_Tarefas a fazer_
• A. Segundo o excerto da página, que suporte garantem os especialistas que ficará no futuro além dos formatos digitais?
• B. Transcreva do excerto da página, sem qualquer alteração, tudo desde "Robots have feelings too: Mixtape" até "download. Boa audição.".

_Excerto da página_
----
No fórum soulstrut alguém pediu fotos de interiores de lojas de discos dando início a um fantástico thread carregado de imagens. A loja de discos tal como a conhecíamos está a desaparecer. Os especialistas garantem que além dos formatos digitais o que ficará no futuro é o vinil e é por isso provável que algumas lojas especializadas nesse suporte sobrevivam igualmente. Quero acreditar nisso - aliás, até imagino uma reforma passada atrás de um balcão, caso, de facto, este tipo de lojas consiga garantir um lugar no futuro que aí vem.
Importante é a inversão da tendência de desaparecimento destes espaços que, pelo menos em Lisboa, se parece ter imposto (Discolecção, Carbono, Louie Louie, Vinyl Experience, o espaço Chili Con carne, a Flur...). E é importante que assim aconteça: há experiências que ocorrem numa loja de discos que são irrepetíveis através de um browser, de um monitor e de um teclado. Os discos podem até ser os mesmos, mas a forma de chegar até eles garantidamente não é.Estas fotos colocadas no fórum da Soulstrut relembram-nos como estes espaços são lugares plenos de mistério, onde as diferentes organizações são, na verdade, portais que nos conduzem de um universo a outro e que muitas vezes estão na base de incríveis descobertas. A organização alfabética num site qualquer não pode reproduzir esse harmonioso caos que é a arrumação de discos numa loja. Boas compras!

segunda-feira, 6 de julho de 2009

Robots have feelings too: Mixtape # 1


Esta é a mixtape inaugural de uma série que pretendo estender a convidados, sempre com os robots - esses seres extraordinários - como tema. Para a primeira mixtape - Robots have feelings too - usei, como a capa descreve, libtroniks (Electrónica de Library Records dos anos 60, 70 e 80) e wonky beats contemporâneos: há por lá Harmonic 313, Hudson Mohawke, Flying Lotus e muito mais. Tentei "interferir" ao máximo ao nível das texturas, ou seja a manipulação aqui não passa pelo scratch, pela alteração de pitch ou qualquer outra manobra do género, mas sobretudo pela sobreposição de temas. A capa é do Américo Sargaço e estará também disponível para download. Boa audição.
----
_Conjunto de registos_
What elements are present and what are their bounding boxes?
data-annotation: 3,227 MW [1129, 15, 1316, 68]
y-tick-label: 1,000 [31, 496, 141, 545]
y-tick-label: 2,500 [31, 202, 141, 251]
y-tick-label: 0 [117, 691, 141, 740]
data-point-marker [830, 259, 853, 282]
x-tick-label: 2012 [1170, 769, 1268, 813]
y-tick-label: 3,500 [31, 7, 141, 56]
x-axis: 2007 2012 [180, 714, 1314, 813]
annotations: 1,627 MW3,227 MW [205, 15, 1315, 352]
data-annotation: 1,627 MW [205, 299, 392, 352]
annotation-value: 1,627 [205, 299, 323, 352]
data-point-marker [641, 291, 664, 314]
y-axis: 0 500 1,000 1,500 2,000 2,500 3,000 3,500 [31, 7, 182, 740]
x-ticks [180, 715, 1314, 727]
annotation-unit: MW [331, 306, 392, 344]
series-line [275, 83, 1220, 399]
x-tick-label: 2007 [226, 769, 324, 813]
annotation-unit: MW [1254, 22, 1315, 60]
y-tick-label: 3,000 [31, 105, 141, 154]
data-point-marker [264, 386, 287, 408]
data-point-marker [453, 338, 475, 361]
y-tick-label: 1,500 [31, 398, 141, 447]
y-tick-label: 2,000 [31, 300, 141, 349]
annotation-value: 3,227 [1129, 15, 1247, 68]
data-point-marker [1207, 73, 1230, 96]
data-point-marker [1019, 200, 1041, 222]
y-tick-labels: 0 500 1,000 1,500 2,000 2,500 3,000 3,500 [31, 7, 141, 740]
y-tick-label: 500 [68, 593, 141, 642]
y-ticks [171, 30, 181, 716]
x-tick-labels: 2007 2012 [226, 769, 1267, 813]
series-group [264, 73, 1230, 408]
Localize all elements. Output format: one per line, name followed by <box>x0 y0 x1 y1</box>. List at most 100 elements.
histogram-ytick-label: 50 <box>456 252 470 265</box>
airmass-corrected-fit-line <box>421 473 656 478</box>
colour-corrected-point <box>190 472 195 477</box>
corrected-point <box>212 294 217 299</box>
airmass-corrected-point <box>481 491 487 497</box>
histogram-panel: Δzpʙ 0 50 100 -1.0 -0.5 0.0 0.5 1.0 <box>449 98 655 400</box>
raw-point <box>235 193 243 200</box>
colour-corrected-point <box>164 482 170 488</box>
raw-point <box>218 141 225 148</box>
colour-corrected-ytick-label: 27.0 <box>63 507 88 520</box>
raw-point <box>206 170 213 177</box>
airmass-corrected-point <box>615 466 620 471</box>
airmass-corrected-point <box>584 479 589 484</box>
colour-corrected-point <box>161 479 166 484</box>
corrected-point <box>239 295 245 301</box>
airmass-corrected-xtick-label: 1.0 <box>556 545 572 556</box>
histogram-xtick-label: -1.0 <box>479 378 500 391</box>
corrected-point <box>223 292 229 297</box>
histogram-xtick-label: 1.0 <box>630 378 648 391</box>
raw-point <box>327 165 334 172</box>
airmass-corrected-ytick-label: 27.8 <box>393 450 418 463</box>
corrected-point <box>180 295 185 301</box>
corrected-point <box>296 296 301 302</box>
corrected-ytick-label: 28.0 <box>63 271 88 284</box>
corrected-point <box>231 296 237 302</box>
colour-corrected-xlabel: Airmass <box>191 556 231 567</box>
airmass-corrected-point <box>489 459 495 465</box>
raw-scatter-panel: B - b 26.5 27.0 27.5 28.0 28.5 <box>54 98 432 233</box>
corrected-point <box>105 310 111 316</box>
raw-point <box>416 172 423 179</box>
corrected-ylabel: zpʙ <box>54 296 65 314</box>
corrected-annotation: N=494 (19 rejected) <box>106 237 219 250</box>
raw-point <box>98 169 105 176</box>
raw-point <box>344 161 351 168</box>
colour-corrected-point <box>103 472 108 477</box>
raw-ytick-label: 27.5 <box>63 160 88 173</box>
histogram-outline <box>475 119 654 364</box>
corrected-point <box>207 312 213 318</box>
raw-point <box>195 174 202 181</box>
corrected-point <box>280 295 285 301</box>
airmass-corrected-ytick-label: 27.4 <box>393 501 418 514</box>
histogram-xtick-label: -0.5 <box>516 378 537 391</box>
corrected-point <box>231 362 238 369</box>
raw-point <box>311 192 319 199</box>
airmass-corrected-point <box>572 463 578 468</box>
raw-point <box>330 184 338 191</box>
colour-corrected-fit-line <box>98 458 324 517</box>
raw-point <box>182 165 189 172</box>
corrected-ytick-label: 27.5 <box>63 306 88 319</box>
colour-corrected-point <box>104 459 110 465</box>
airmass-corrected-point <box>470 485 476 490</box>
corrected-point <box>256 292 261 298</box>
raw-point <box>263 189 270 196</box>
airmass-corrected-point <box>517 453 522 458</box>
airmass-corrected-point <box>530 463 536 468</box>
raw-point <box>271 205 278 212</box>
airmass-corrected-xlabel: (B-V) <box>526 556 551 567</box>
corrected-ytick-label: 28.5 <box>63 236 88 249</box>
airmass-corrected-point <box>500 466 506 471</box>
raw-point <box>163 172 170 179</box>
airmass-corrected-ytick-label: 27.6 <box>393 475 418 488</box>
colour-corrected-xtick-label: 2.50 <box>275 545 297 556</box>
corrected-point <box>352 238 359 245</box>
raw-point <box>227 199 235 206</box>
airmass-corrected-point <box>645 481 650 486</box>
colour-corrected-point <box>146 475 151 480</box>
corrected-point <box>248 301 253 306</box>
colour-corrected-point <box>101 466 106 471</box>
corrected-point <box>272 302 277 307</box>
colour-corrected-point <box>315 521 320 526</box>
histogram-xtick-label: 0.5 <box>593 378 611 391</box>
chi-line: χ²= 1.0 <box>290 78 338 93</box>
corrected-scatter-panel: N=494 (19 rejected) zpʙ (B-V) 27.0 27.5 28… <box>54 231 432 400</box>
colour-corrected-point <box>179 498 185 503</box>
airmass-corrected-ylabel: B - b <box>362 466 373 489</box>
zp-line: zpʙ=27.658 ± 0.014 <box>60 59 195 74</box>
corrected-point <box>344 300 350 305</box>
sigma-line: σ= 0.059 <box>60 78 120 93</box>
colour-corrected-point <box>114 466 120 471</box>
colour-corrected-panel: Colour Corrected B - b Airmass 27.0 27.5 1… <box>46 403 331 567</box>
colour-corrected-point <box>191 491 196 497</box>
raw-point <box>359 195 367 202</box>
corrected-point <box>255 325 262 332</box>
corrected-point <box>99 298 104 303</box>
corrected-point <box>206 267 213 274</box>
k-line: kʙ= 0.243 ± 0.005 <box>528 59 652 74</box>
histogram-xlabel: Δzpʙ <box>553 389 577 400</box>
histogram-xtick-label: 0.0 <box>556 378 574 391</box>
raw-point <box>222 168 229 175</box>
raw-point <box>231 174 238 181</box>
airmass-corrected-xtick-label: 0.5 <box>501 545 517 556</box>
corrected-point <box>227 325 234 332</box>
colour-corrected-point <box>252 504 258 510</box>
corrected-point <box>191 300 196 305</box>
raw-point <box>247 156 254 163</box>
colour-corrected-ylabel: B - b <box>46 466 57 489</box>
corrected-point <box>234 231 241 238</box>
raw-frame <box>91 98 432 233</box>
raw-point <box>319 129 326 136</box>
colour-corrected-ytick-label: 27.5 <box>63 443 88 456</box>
----
_Lista de respostas_
• A. O vinil.

• B.
Robots have feelings too: Mixtape # 1


Esta é a mixtape inaugural de uma série que pretendo estender a convidados, sempre com os robots - esses seres extraordinários - como tema. Para a primeira mixtape - Robots have feelings too - usei, como a capa descreve, libtroniks (Electrónica de Library Records dos anos 60, 70 e 80) e wonky beats contemporâneos: há por lá Harmonic 313, Hudson Mohawke, Flying Lotus e muito mais. Tentei "interferir" ao máximo ao nível das texturas, ou seja a manipulação aqui não passa pelo scratch, pela alteração de pitch ou qualquer outra manobra do género, mas sobretudo pela sobreposição de temas. A capa é do Américo Sargaço e estará também disponível para download. Boa audição.